**Request**
Skip every image and restate the data word for word.

**Supplied material**

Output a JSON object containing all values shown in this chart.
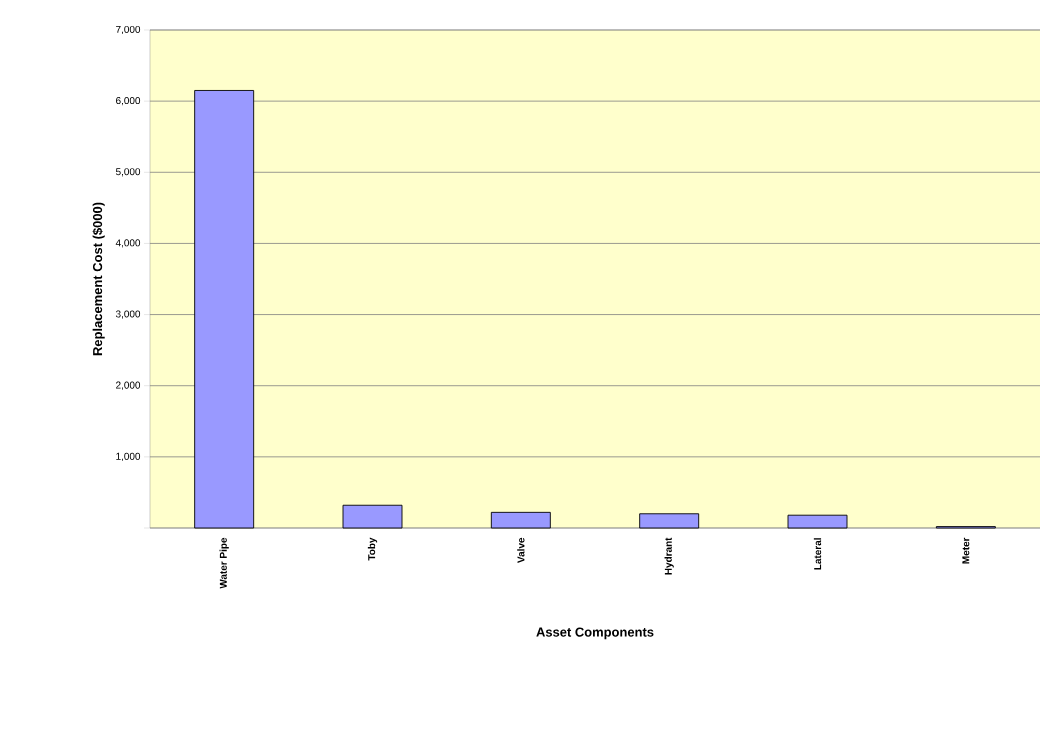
{
  "chart_data": {
    "type": "bar",
    "xlabel": "Asset Components",
    "ylabel": "Replacement Cost ($000)",
    "categories": [
      "Water Pipe",
      "Toby",
      "Valve",
      "Hydrant",
      "Lateral",
      "Meter"
    ],
    "values": [
      6150,
      320,
      220,
      200,
      180,
      20
    ],
    "color": "#9999ff",
    "ylim": [
      0,
      7000
    ],
    "yticks": [
      {
        "value": 0,
        "label": null
      },
      {
        "value": 1000,
        "label": "1,000"
      },
      {
        "value": 2000,
        "label": "2,000"
      },
      {
        "value": 3000,
        "label": "3,000"
      },
      {
        "value": 4000,
        "label": "4,000"
      },
      {
        "value": 5000,
        "label": "5,000"
      },
      {
        "value": 6000,
        "label": "6,000"
      },
      {
        "value": 7000,
        "label": "7,000"
      }
    ],
    "grid": "y"
  }
}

**Answer to this task**
Output a JSON object containing all values shown in this chart.
{
  "chart_data": {
    "type": "bar",
    "xlabel": "Asset Components",
    "ylabel": "Replacement Cost ($000)",
    "categories": [
      "Water Pipe",
      "Toby",
      "Valve",
      "Hydrant",
      "Lateral",
      "Meter"
    ],
    "values": [
      6150,
      320,
      220,
      200,
      180,
      20
    ],
    "color": "#9999ff",
    "ylim": [
      0,
      7000
    ],
    "yticks": [
      {
        "value": 0,
        "label": null
      },
      {
        "value": 1000,
        "label": "1,000"
      },
      {
        "value": 2000,
        "label": "2,000"
      },
      {
        "value": 3000,
        "label": "3,000"
      },
      {
        "value": 4000,
        "label": "4,000"
      },
      {
        "value": 5000,
        "label": "5,000"
      },
      {
        "value": 6000,
        "label": "6,000"
      },
      {
        "value": 7000,
        "label": "7,000"
      }
    ],
    "grid": "y"
  }
}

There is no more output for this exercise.